Task to carry out -
Search the data for the string "Messaging" and gather each line it is in.

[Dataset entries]
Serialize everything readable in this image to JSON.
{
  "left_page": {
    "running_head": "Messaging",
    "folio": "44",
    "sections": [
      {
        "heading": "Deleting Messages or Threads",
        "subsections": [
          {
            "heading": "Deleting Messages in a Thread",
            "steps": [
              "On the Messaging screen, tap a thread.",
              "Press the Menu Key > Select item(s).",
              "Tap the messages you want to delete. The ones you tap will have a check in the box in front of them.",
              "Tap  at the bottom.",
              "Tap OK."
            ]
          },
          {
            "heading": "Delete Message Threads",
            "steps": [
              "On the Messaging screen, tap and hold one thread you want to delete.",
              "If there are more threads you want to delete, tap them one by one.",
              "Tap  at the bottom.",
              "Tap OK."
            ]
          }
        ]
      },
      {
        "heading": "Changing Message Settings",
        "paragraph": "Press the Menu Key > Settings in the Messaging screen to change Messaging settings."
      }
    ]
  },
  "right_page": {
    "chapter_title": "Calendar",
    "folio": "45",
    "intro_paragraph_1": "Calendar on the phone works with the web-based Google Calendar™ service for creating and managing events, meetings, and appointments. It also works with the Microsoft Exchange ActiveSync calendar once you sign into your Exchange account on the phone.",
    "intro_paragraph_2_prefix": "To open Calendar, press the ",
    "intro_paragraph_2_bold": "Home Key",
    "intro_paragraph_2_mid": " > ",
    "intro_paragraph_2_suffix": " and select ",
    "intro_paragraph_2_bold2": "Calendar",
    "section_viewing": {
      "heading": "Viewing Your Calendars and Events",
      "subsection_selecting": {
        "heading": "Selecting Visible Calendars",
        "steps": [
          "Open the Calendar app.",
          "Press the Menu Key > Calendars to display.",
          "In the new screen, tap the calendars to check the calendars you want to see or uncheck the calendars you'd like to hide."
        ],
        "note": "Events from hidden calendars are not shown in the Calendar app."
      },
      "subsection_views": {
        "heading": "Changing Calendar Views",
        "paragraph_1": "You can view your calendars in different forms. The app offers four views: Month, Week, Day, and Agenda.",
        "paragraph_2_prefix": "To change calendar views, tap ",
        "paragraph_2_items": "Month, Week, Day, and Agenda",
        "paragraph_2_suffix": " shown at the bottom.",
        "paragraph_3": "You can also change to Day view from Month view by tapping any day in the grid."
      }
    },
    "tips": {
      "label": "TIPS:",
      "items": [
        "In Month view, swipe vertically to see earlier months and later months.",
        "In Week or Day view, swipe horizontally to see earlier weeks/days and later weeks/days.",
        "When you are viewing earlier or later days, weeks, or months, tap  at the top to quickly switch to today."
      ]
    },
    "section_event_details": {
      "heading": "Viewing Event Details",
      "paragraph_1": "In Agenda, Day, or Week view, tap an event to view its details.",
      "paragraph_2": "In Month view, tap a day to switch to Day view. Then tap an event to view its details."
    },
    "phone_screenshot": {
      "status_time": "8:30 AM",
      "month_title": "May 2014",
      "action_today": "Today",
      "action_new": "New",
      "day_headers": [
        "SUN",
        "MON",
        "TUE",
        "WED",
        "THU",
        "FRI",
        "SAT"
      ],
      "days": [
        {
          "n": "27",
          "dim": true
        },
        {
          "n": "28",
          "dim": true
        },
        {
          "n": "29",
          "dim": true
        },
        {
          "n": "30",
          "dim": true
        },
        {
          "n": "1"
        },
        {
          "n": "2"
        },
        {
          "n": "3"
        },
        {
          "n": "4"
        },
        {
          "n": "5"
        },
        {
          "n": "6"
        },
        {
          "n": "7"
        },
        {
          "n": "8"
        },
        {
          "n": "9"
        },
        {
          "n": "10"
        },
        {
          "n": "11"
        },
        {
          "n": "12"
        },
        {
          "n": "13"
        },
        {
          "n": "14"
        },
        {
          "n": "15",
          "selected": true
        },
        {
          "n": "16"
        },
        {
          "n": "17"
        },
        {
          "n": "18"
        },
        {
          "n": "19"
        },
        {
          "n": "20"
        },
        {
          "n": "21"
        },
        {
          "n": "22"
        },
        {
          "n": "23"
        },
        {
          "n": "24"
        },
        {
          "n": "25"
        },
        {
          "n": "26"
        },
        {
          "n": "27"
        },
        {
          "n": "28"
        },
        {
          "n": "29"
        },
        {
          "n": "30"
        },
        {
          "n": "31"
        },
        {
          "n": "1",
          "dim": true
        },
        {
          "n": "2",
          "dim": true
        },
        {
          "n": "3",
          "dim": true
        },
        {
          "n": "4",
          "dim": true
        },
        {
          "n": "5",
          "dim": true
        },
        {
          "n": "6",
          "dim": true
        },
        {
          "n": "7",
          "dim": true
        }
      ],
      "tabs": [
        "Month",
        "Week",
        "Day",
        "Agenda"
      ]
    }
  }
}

Problem solution -
    "running_head": "Messaging",
              "On the Messaging screen, tap a thread.",
              "On the Messaging screen, tap and hold one thread you want to delete.",
        "paragraph": "Press the Menu Key > Settings in the Messaging screen to change Messaging settings."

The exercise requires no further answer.